Paqui is an American brand of tortilla chips made by Amplify Snack Brands, Inc, a subsidiary of The Hershey Company. Its Carolina Reaper chips, sold individually wrapped, are known for being one of the spiciest flavors sold.

History

Doug Lyon, a veteran of the advertising industry, and Alissa Bassana founded Paqui in Austin in 2008. SkinnyPop acquired Paqui in 2015, after which Lyon became the parent company's vice president of creative and innovation. After SkinnyPop later reincorporated as Amplify Snack Brands, The Hershey Company acquired Amplify in 2017.

Reception

In 2017, a reviewer for Refinery29 rated Paqui's flavor line positively, describing the chips as "gourmet-ified Doritos." PopSugar recommended Paqui's Nacho Cheese Especial and Very Verde Good flavors in 2016, and the brand's Wild Wild Ranch flavor in 2017.

* **What needs to be done**
According to the text on Paqui, who founded the brand, and in what city and year?

(Source records)
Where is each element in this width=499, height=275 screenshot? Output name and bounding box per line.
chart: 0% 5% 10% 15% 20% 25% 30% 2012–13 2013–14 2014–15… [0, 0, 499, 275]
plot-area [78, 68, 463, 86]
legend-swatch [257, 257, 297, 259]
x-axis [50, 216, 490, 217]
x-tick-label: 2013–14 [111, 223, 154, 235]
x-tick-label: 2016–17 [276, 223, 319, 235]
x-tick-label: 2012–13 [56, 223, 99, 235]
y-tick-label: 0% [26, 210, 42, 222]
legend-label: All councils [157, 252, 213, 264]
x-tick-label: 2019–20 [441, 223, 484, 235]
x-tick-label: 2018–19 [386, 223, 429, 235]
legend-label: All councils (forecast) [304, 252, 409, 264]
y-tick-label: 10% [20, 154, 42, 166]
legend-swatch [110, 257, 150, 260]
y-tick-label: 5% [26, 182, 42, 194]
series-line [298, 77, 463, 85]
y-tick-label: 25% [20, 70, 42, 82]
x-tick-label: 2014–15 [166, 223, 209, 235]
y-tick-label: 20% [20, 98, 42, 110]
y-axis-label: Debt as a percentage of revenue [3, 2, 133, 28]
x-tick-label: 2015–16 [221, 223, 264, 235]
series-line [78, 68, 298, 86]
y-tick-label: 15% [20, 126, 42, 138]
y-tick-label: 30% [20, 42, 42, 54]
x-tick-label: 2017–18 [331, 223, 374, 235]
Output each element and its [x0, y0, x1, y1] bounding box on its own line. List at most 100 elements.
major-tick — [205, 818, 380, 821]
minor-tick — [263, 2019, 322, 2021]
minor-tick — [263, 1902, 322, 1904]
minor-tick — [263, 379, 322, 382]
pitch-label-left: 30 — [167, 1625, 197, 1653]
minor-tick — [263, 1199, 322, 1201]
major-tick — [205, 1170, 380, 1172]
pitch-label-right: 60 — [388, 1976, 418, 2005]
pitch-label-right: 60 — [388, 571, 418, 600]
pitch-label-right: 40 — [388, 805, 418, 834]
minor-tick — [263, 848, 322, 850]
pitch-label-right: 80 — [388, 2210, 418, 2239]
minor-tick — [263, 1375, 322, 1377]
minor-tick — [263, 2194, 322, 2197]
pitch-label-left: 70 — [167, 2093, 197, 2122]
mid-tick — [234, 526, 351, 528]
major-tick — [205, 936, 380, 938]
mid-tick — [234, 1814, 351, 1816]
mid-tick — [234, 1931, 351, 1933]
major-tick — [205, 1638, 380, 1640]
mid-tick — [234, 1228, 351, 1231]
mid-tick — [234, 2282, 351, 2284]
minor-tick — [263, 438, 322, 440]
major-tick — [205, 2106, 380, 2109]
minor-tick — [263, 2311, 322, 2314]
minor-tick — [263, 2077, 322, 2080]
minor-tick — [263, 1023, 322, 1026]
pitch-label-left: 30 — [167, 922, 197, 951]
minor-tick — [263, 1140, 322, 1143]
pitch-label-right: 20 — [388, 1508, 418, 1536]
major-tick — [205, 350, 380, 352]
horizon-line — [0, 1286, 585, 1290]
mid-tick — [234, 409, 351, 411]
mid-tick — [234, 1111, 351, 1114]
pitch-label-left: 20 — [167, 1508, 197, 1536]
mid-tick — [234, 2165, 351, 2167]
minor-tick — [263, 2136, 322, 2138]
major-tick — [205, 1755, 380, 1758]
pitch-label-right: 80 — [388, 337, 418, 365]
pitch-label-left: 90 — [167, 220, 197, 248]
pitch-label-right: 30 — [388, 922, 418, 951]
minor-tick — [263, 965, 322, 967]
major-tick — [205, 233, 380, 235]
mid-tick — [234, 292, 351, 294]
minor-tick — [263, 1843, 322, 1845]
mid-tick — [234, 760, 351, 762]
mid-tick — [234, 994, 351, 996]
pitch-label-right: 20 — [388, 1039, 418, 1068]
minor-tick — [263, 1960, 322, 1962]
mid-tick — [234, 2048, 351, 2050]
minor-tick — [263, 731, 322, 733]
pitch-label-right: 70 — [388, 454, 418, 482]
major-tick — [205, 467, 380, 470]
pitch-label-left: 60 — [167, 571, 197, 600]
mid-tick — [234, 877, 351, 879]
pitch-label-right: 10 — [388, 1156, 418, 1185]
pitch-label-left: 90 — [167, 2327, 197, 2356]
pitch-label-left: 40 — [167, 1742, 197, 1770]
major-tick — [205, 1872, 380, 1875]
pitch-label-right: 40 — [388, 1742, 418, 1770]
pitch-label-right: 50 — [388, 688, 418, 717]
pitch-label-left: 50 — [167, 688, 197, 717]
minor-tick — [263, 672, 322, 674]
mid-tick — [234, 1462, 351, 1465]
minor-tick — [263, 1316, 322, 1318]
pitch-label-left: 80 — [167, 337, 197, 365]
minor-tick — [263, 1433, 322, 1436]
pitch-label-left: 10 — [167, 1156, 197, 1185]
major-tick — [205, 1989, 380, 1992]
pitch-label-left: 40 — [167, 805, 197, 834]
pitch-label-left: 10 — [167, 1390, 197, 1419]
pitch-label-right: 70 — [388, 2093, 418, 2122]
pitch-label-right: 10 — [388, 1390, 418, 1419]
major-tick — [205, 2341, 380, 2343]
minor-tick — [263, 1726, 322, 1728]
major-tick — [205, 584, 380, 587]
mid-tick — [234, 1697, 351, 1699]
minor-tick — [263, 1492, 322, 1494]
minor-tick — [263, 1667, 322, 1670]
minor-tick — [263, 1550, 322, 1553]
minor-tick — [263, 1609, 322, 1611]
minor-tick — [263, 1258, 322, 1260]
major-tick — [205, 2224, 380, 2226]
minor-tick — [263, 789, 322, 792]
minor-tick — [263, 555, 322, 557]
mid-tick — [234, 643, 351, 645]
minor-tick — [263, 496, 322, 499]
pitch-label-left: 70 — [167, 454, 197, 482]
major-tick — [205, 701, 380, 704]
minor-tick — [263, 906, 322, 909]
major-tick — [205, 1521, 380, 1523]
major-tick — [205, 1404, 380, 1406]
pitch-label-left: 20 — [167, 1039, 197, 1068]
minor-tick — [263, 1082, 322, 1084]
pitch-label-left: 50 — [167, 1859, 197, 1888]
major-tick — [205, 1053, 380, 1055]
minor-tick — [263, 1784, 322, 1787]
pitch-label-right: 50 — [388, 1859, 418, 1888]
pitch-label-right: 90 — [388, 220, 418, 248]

* **Result**
Doug Lyon and Alissa Bassana founded Paqui in Austin in 2008.